Items from a data source:
--- START ---
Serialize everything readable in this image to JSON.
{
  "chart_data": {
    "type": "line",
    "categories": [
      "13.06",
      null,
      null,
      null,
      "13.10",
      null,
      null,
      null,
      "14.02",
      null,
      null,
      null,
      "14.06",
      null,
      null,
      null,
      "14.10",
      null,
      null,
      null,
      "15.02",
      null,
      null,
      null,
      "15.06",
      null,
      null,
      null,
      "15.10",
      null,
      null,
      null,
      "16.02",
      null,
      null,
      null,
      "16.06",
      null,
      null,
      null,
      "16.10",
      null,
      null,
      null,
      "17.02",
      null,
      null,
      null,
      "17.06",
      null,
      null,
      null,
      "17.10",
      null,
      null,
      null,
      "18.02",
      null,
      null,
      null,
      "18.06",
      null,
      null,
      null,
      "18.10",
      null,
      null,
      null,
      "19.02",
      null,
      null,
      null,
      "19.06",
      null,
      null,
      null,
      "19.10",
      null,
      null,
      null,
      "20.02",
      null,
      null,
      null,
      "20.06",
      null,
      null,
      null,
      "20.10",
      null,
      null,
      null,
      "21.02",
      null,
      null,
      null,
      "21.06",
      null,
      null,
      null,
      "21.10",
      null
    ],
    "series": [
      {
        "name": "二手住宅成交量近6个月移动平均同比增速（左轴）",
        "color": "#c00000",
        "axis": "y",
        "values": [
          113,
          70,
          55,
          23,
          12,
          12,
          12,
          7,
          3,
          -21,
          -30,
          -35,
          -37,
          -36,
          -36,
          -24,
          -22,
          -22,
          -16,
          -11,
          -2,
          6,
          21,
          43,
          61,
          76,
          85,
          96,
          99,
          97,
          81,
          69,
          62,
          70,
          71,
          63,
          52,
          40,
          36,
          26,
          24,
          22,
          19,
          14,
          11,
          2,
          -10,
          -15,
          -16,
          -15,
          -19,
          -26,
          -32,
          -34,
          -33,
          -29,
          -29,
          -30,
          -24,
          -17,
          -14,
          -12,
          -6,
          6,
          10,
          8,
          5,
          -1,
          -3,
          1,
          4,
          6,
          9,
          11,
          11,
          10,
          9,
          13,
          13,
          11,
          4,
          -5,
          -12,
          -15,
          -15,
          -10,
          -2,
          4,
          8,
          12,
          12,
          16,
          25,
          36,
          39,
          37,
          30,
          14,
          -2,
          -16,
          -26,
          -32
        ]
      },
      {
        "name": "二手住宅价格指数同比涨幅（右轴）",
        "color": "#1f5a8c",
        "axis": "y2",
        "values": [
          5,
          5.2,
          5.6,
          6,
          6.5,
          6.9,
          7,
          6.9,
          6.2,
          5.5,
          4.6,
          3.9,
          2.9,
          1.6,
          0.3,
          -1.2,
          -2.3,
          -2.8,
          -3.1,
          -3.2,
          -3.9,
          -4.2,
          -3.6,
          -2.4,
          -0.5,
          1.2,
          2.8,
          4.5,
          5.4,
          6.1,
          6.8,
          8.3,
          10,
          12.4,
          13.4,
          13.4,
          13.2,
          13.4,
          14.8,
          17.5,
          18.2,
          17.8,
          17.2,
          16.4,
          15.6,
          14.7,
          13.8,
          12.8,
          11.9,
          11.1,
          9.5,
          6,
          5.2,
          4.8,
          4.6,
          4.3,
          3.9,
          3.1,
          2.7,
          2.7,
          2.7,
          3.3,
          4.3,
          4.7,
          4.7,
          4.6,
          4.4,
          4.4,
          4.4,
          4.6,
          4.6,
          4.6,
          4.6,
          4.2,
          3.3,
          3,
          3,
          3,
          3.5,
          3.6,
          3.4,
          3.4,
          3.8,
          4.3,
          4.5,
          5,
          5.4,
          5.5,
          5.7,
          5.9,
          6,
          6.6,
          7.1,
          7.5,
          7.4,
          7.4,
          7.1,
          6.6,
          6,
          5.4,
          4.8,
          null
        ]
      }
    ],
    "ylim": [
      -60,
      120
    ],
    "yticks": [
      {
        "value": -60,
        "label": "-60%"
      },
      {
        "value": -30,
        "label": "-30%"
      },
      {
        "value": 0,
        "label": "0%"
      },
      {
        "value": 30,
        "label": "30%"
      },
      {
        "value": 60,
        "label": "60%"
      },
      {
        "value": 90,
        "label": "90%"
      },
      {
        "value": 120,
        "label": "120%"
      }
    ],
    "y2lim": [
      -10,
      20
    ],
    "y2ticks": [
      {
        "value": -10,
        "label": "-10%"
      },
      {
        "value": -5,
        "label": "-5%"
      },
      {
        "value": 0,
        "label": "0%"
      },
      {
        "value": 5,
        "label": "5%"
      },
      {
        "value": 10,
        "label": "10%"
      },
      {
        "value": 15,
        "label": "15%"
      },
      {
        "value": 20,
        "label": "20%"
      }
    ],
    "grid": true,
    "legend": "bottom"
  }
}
--- END ---
Nothing in the listing may be changed; retype it all exactly.

Serialize everything readable in this image to JSON.
{
  "chart_data": {
    "type": "line",
    "categories": [
      "13.06",
      null,
      null,
      null,
      "13.10",
      null,
      null,
      null,
      "14.02",
      null,
      null,
      null,
      "14.06",
      null,
      null,
      null,
      "14.10",
      null,
      null,
      null,
      "15.02",
      null,
      null,
      null,
      "15.06",
      null,
      null,
      null,
      "15.10",
      null,
      null,
      null,
      "16.02",
      null,
      null,
      null,
      "16.06",
      null,
      null,
      null,
      "16.10",
      null,
      null,
      null,
      "17.02",
      null,
      null,
      null,
      "17.06",
      null,
      null,
      null,
      "17.10",
      null,
      null,
      null,
      "18.02",
      null,
      null,
      null,
      "18.06",
      null,
      null,
      null,
      "18.10",
      null,
      null,
      null,
      "19.02",
      null,
      null,
      null,
      "19.06",
      null,
      null,
      null,
      "19.10",
      null,
      null,
      null,
      "20.02",
      null,
      null,
      null,
      "20.06",
      null,
      null,
      null,
      "20.10",
      null,
      null,
      null,
      "21.02",
      null,
      null,
      null,
      "21.06",
      null,
      null,
      null,
      "21.10",
      null
    ],
    "series": [
      {
        "name": "二手住宅成交量近6个月移动平均同比增速（左轴）",
        "color": "#c00000",
        "axis": "y",
        "values": [
          113,
          70,
          55,
          23,
          12,
          12,
          12,
          7,
          3,
          -21,
          -30,
          -35,
          -37,
          -36,
          -36,
          -24,
          -22,
          -22,
          -16,
          -11,
          -2,
          6,
          21,
          43,
          61,
          76,
          85,
          96,
          99,
          97,
          81,
          69,
          62,
          70,
          71,
          63,
          52,
          40,
          36,
          26,
          24,
          22,
          19,
          14,
          11,
          2,
          -10,
          -15,
          -16,
          -15,
          -19,
          -26,
          -32,
          -34,
          -33,
          -29,
          -29,
          -30,
          -24,
          -17,
          -14,
          -12,
          -6,
          6,
          10,
          8,
          5,
          -1,
          -3,
          1,
          4,
          6,
          9,
          11,
          11,
          10,
          9,
          13,
          13,
          11,
          4,
          -5,
          -12,
          -15,
          -15,
          -10,
          -2,
          4,
          8,
          12,
          12,
          16,
          25,
          36,
          39,
          37,
          30,
          14,
          -2,
          -16,
          -26,
          -32
        ]
      },
      {
        "name": "二手住宅价格指数同比涨幅（右轴）",
        "color": "#1f5a8c",
        "axis": "y2",
        "values": [
          5,
          5.2,
          5.6,
          6,
          6.5,
          6.9,
          7,
          6.9,
          6.2,
          5.5,
          4.6,
          3.9,
          2.9,
          1.6,
          0.3,
          -1.2,
          -2.3,
          -2.8,
          -3.1,
          -3.2,
          -3.9,
          -4.2,
          -3.6,
          -2.4,
          -0.5,
          1.2,
          2.8,
          4.5,
          5.4,
          6.1,
          6.8,
          8.3,
          10,
          12.4,
          13.4,
          13.4,
          13.2,
          13.4,
          14.8,
          17.5,
          18.2,
          17.8,
          17.2,
          16.4,
          15.6,
          14.7,
          13.8,
          12.8,
          11.9,
          11.1,
          9.5,
          6,
          5.2,
          4.8,
          4.6,
          4.3,
          3.9,
          3.1,
          2.7,
          2.7,
          2.7,
          3.3,
          4.3,
          4.7,
          4.7,
          4.6,
          4.4,
          4.4,
          4.4,
          4.6,
          4.6,
          4.6,
          4.6,
          4.2,
          3.3,
          3,
          3,
          3,
          3.5,
          3.6,
          3.4,
          3.4,
          3.8,
          4.3,
          4.5,
          5,
          5.4,
          5.5,
          5.7,
          5.9,
          6,
          6.6,
          7.1,
          7.5,
          7.4,
          7.4,
          7.1,
          6.6,
          6,
          5.4,
          4.8,
          null
        ]
      }
    ],
    "ylim": [
      -60,
      120
    ],
    "yticks": [
      {
        "value": -60,
        "label": "-60%"
      },
      {
        "value": -30,
        "label": "-30%"
      },
      {
        "value": 0,
        "label": "0%"
      },
      {
        "value": 30,
        "label": "30%"
      },
      {
        "value": 60,
        "label": "60%"
      },
      {
        "value": 90,
        "label": "90%"
      },
      {
        "value": 120,
        "label": "120%"
      }
    ],
    "y2lim": [
      -10,
      20
    ],
    "y2ticks": [
      {
        "value": -10,
        "label": "-10%"
      },
      {
        "value": -5,
        "label": "-5%"
      },
      {
        "value": 0,
        "label": "0%"
      },
      {
        "value": 5,
        "label": "5%"
      },
      {
        "value": 10,
        "label": "10%"
      },
      {
        "value": 15,
        "label": "15%"
      },
      {
        "value": 20,
        "label": "20%"
      }
    ],
    "grid": true,
    "legend": "bottom"
  }
}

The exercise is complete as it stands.